Objective:
Where a line contains the word "Southern", copy that line in full.

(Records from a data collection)
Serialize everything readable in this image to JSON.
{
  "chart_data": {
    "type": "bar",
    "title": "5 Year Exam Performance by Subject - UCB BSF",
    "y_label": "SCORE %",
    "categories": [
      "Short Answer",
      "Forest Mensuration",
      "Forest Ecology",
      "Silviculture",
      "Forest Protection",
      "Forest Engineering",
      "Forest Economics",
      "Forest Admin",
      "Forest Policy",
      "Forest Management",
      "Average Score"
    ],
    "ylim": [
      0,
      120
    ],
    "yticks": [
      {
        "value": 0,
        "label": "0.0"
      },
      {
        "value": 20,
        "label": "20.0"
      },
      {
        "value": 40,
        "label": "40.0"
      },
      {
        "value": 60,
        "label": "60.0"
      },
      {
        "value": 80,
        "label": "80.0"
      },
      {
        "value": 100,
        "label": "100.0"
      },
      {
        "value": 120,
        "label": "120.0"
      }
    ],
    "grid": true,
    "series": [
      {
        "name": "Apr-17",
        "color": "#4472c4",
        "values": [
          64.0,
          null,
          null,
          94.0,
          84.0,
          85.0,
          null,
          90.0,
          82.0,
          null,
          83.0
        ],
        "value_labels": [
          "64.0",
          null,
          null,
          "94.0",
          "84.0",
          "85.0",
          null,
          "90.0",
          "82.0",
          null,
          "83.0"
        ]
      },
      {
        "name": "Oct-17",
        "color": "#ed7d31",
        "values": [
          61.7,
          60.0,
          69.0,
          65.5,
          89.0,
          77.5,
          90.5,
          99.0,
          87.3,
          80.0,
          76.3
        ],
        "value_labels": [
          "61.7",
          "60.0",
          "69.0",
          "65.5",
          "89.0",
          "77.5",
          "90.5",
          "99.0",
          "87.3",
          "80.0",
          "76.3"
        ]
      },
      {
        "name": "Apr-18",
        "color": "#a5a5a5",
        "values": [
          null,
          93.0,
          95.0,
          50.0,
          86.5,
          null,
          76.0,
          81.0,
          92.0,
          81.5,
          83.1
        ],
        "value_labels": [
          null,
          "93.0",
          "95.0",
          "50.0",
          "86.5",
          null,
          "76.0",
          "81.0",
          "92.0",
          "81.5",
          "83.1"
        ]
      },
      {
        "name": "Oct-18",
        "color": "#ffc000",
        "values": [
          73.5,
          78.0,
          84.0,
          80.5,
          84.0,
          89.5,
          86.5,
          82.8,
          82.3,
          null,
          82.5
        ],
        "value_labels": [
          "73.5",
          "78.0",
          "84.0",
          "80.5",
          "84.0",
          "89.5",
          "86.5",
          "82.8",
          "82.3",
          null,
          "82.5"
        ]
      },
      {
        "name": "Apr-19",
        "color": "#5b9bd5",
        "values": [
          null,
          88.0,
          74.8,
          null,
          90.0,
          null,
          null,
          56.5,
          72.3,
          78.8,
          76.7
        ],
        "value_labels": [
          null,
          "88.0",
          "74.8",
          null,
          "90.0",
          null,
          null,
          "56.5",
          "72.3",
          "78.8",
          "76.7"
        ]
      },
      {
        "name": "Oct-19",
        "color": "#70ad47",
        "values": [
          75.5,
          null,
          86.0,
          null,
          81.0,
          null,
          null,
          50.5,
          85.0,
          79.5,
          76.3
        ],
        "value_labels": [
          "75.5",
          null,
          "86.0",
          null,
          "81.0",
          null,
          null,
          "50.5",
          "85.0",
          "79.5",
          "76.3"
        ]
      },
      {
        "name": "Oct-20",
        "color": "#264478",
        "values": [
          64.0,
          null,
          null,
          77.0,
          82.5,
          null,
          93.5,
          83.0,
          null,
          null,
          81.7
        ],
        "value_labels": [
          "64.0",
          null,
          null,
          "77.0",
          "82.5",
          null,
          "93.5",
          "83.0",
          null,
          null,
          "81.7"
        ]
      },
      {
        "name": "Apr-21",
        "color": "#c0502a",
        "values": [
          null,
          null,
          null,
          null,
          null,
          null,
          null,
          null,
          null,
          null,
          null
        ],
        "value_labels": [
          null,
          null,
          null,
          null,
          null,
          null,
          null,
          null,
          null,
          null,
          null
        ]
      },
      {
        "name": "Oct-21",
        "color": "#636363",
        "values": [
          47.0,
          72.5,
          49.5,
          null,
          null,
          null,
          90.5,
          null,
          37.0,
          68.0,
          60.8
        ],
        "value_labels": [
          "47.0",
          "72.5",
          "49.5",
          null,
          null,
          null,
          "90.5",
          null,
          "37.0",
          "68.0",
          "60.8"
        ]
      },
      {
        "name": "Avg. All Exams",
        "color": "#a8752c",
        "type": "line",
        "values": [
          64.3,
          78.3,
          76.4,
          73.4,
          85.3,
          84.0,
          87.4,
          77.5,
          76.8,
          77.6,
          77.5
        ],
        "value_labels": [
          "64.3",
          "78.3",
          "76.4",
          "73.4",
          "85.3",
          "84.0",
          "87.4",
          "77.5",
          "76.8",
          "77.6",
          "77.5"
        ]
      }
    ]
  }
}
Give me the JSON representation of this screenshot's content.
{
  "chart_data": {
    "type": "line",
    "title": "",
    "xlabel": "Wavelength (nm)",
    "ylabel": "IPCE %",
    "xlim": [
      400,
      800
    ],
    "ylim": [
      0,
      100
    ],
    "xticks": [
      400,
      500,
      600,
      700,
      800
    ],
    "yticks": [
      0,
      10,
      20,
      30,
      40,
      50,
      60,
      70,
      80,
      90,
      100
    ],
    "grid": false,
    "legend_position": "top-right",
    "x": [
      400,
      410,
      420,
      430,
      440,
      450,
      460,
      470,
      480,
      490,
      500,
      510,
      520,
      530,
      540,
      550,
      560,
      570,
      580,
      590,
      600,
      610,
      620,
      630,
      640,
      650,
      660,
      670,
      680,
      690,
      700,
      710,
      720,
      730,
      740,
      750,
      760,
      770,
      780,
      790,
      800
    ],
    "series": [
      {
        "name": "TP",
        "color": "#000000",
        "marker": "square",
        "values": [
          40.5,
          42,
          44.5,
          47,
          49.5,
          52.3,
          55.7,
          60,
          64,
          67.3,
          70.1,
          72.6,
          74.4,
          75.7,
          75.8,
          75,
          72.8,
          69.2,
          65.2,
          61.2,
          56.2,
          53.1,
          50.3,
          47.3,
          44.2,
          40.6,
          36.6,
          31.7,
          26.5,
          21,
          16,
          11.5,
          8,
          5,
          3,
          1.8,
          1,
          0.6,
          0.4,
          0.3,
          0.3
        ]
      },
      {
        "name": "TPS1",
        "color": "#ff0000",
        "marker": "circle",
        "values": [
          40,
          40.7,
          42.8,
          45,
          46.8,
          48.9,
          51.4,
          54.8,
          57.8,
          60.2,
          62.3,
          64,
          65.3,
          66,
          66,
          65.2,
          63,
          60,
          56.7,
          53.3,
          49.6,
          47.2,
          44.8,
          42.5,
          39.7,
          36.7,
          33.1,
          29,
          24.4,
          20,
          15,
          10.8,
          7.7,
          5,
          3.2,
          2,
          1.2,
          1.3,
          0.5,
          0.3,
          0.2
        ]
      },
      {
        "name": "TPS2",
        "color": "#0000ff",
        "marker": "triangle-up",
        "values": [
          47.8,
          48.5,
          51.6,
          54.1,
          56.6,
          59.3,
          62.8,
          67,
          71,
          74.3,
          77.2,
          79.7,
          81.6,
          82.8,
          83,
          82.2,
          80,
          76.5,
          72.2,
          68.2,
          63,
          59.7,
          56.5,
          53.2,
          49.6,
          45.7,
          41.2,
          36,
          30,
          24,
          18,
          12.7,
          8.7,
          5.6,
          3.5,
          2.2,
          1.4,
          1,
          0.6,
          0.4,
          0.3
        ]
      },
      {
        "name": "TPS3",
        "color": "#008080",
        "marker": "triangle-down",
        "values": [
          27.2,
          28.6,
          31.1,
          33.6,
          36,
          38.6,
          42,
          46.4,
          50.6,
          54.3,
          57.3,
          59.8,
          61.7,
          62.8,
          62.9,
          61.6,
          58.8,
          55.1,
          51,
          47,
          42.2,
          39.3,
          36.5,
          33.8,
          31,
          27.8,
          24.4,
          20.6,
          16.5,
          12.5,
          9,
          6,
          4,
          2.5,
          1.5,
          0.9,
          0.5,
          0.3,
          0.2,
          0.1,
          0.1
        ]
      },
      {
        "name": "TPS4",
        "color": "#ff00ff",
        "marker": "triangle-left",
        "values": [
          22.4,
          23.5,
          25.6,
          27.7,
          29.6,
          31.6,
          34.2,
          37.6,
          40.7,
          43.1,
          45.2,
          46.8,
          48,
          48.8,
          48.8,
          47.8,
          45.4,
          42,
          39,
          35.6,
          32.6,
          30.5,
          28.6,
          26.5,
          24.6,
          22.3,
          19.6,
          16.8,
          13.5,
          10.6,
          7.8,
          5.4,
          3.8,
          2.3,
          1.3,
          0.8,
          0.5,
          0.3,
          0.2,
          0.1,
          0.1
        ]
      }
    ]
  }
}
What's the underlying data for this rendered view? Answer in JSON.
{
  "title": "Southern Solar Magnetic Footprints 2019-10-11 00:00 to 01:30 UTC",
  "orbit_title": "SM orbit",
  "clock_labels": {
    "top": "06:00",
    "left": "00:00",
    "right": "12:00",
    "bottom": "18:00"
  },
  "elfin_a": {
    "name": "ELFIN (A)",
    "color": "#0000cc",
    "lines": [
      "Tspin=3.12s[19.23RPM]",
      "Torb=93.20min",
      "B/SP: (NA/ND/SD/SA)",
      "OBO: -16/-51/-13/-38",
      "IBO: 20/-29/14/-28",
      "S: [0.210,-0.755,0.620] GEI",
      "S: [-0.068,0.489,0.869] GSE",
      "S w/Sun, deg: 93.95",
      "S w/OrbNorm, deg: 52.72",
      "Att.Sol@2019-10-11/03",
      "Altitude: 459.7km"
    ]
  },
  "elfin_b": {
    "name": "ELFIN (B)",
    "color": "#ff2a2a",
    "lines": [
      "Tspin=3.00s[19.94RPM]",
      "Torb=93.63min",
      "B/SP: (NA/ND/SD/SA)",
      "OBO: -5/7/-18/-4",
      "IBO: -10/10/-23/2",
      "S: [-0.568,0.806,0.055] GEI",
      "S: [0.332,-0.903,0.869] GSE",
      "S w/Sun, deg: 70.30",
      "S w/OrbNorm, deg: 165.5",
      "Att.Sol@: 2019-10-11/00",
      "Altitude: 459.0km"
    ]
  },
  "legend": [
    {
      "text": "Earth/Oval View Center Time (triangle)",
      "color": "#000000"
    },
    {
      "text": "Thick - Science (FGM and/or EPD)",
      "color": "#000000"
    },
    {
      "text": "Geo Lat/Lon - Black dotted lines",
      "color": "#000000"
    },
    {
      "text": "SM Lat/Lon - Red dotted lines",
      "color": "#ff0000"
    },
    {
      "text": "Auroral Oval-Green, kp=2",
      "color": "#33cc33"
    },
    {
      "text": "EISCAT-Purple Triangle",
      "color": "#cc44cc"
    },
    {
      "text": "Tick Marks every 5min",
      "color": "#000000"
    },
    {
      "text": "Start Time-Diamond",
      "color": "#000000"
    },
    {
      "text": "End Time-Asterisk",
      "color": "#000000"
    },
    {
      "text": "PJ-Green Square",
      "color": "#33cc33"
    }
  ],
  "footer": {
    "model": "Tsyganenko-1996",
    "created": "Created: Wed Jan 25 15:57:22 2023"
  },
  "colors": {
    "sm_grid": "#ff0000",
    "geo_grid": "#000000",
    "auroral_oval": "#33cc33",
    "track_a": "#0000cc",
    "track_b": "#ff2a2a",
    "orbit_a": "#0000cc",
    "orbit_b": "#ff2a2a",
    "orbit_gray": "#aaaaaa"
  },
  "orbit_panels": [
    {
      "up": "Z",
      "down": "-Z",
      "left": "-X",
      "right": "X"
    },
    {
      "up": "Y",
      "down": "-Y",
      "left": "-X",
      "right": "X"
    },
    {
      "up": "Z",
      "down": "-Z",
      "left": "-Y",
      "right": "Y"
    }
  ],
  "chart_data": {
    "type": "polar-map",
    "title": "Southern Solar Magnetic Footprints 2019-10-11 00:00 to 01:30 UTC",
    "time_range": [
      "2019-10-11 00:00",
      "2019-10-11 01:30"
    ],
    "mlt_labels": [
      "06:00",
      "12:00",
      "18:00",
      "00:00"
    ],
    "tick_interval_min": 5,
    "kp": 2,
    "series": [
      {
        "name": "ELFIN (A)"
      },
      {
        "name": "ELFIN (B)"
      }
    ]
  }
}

Answer in full:
  "title": "Southern Solar Magnetic Footprints 2019-10-11 00:00 to 01:30 UTC",
    "title": "Southern Solar Magnetic Footprints 2019-10-11 00:00 to 01:30 UTC",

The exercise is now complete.